WHAT IS NEEDED >> Write only the number of lines below in which "klart" occurs.

LISTED RECORDS section start

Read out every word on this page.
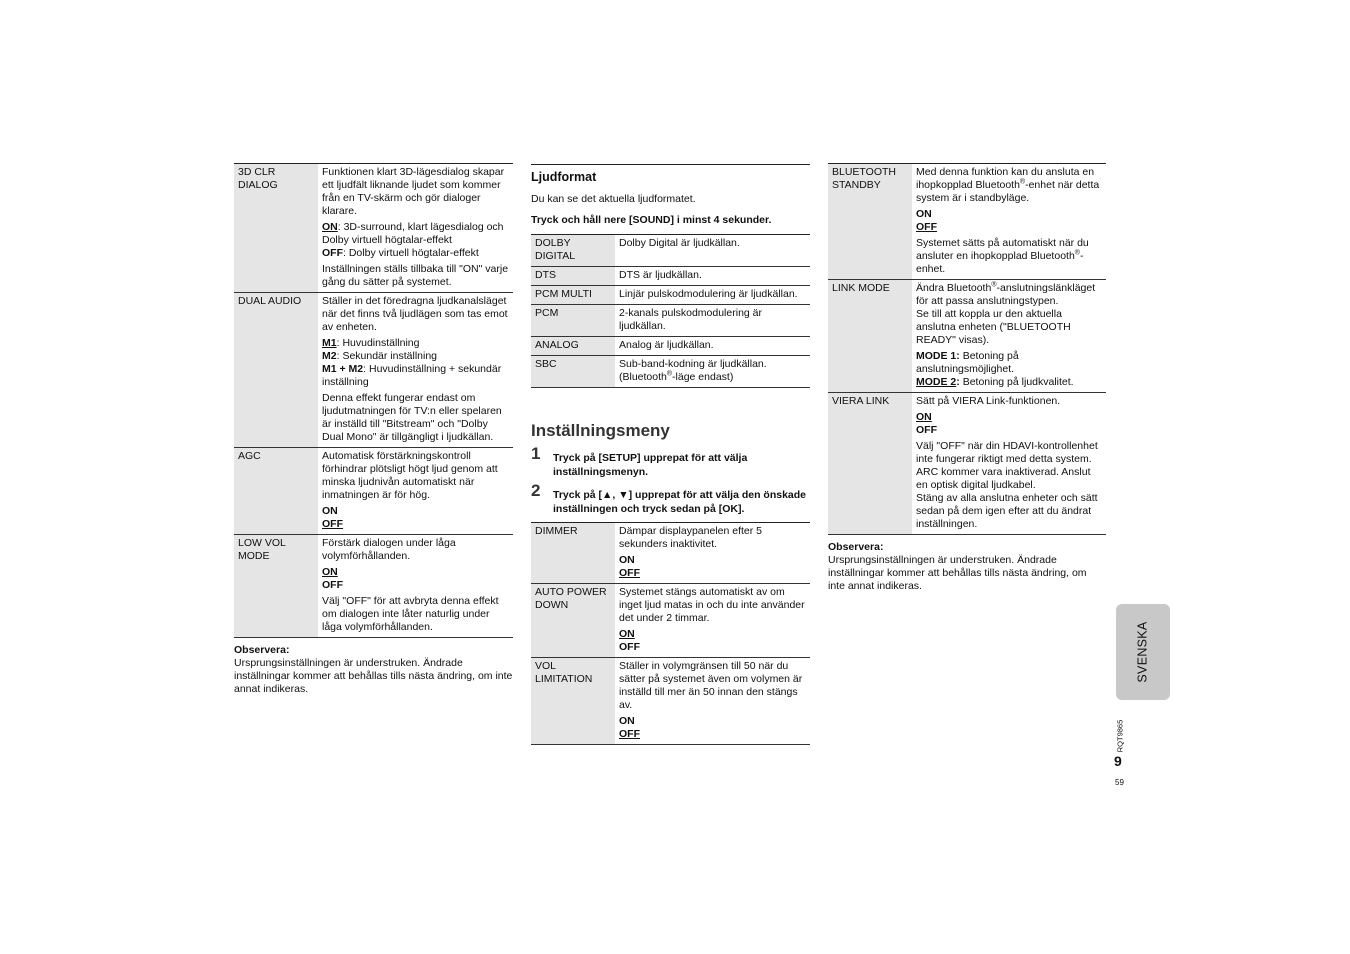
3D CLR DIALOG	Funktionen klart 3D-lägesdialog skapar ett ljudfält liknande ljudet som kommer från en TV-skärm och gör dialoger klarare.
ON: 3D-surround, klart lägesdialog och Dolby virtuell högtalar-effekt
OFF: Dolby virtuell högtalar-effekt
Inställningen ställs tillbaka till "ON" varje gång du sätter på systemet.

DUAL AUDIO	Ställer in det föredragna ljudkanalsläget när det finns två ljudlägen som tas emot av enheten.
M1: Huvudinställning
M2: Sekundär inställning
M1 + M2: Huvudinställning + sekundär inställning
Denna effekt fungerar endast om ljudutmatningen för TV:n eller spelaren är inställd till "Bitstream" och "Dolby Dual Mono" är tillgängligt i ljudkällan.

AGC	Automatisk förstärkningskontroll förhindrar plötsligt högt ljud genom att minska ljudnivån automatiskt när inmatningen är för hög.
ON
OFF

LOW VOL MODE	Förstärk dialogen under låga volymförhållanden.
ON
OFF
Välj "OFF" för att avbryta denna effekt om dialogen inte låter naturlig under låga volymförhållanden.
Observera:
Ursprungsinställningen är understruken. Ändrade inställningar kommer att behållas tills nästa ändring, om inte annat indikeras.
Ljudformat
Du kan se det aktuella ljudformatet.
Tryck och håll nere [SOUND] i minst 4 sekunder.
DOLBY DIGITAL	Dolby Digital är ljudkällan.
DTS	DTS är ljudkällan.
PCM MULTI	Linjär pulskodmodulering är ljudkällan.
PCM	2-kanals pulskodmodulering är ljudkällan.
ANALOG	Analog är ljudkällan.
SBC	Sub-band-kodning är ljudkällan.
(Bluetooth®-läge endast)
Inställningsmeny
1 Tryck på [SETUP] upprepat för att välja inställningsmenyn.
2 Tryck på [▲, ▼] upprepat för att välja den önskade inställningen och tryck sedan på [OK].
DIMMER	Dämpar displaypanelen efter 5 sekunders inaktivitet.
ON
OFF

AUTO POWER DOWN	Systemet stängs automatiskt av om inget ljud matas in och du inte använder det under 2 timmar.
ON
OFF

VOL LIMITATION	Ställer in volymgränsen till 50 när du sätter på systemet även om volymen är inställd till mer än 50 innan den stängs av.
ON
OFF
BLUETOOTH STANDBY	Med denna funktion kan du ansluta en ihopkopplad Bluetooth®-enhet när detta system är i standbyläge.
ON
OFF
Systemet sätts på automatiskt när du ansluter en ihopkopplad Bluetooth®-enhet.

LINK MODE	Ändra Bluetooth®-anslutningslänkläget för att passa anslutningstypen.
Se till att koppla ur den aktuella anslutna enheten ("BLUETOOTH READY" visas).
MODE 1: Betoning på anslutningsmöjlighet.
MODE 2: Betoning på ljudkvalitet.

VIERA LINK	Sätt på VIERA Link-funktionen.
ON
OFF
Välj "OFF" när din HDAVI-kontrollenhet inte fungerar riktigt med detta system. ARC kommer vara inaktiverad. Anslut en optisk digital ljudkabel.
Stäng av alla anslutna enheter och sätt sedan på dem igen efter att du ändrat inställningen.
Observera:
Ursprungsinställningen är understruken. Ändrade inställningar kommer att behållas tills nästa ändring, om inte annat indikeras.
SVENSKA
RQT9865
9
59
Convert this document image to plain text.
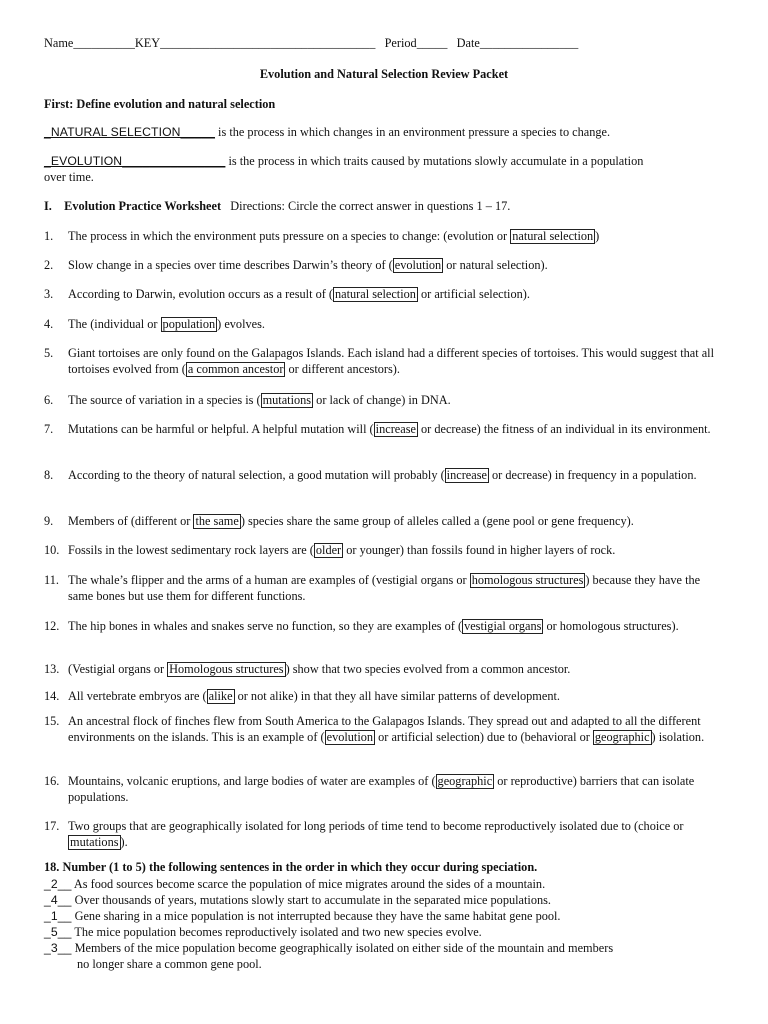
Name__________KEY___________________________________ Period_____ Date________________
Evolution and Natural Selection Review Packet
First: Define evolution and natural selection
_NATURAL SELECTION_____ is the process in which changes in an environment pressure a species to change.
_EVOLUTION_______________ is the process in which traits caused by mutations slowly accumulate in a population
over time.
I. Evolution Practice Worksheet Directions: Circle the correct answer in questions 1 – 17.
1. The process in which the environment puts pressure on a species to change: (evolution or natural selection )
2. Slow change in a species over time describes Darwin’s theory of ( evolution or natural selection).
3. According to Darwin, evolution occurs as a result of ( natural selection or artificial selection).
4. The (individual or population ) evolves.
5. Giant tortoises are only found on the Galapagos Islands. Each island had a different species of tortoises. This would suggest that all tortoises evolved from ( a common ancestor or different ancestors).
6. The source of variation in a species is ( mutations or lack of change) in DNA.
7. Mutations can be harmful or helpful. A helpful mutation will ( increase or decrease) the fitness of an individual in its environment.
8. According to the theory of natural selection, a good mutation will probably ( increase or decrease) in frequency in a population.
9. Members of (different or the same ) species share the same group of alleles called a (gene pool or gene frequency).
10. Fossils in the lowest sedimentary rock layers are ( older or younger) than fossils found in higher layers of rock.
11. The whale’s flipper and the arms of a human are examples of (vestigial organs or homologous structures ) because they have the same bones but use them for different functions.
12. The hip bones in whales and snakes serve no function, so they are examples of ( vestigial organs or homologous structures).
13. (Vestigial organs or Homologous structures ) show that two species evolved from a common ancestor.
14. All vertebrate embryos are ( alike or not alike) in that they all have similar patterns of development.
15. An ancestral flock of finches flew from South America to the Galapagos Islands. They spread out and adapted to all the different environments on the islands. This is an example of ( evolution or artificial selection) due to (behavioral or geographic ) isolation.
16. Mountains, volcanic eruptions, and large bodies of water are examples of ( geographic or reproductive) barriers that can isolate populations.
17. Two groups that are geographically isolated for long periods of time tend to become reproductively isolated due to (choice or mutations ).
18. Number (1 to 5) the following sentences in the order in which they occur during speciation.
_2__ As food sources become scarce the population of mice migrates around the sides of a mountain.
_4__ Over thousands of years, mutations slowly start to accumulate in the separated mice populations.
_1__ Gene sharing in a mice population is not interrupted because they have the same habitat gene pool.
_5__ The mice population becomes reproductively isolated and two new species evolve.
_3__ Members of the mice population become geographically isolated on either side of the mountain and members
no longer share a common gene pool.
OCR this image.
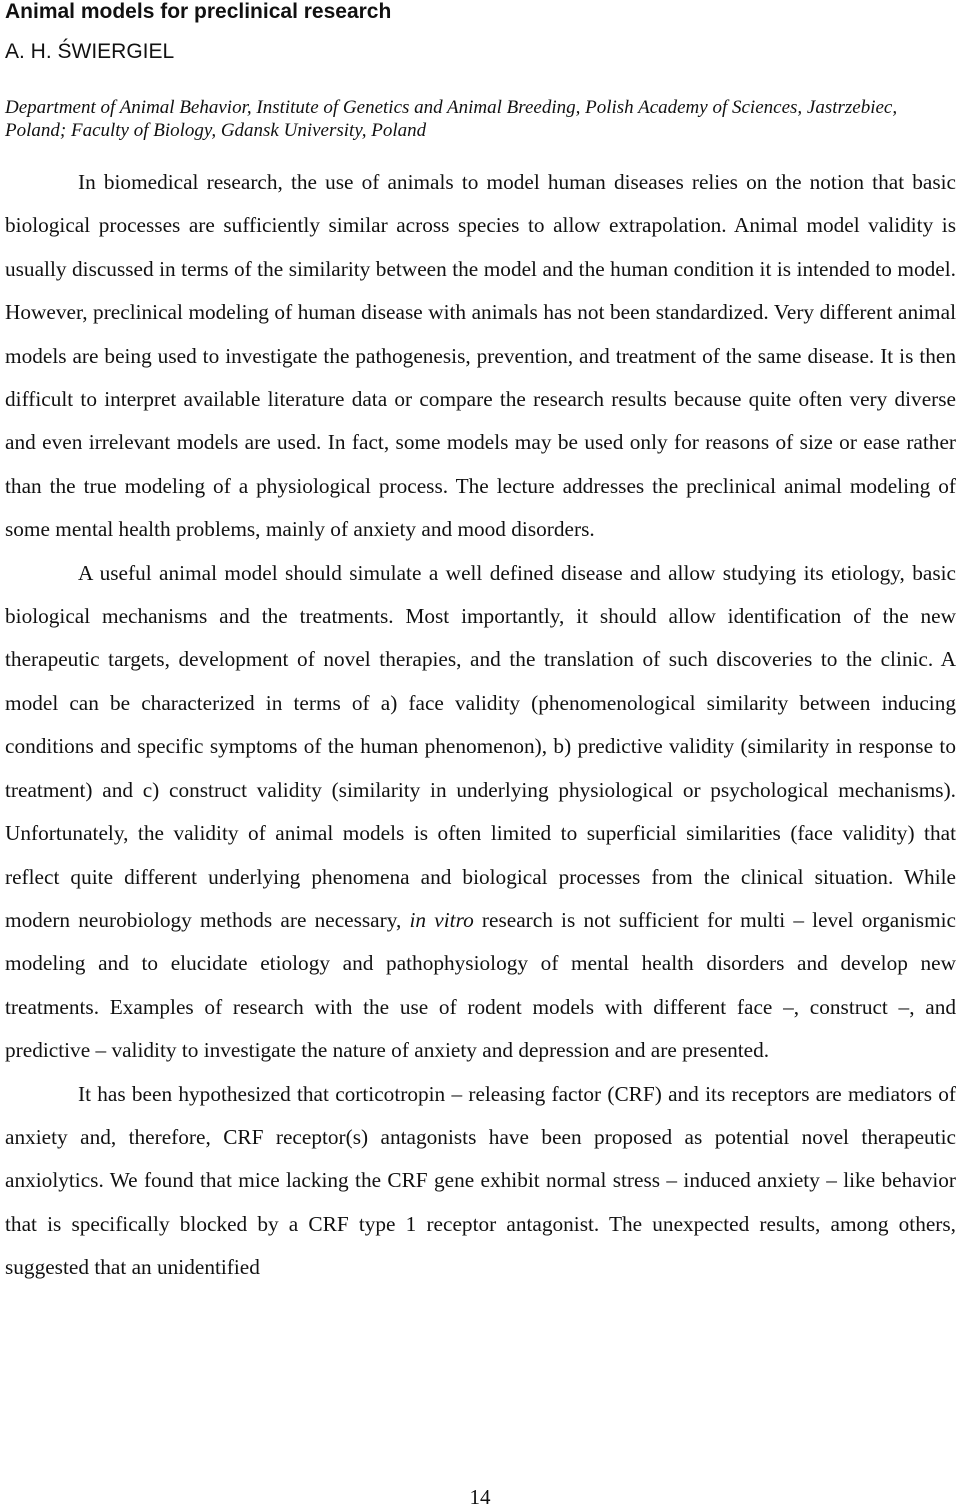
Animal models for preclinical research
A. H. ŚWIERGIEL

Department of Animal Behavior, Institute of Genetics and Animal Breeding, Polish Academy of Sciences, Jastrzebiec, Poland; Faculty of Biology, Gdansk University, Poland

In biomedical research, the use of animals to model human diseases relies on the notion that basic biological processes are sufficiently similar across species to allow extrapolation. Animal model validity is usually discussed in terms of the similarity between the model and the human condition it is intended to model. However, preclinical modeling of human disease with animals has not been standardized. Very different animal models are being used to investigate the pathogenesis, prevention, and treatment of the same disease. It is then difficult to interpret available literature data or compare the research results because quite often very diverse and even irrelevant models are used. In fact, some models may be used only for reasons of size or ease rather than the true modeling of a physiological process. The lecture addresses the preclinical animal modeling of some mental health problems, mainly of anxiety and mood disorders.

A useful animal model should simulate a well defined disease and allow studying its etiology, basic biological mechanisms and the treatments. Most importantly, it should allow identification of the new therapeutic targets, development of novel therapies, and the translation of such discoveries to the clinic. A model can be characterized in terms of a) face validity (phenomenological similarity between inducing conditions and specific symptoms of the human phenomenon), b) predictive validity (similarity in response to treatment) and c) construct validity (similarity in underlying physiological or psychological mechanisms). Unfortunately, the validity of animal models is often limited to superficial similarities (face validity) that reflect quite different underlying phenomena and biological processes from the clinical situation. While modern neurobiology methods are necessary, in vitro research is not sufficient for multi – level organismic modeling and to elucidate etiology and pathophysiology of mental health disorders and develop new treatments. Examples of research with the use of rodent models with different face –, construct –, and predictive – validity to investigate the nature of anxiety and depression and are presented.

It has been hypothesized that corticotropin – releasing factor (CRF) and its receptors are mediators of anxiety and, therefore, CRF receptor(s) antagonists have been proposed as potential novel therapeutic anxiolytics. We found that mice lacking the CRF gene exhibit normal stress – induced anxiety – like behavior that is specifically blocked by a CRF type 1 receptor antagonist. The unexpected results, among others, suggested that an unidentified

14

LISTED RECORDS section end

OUTPUT FOR THIS TASK >> 2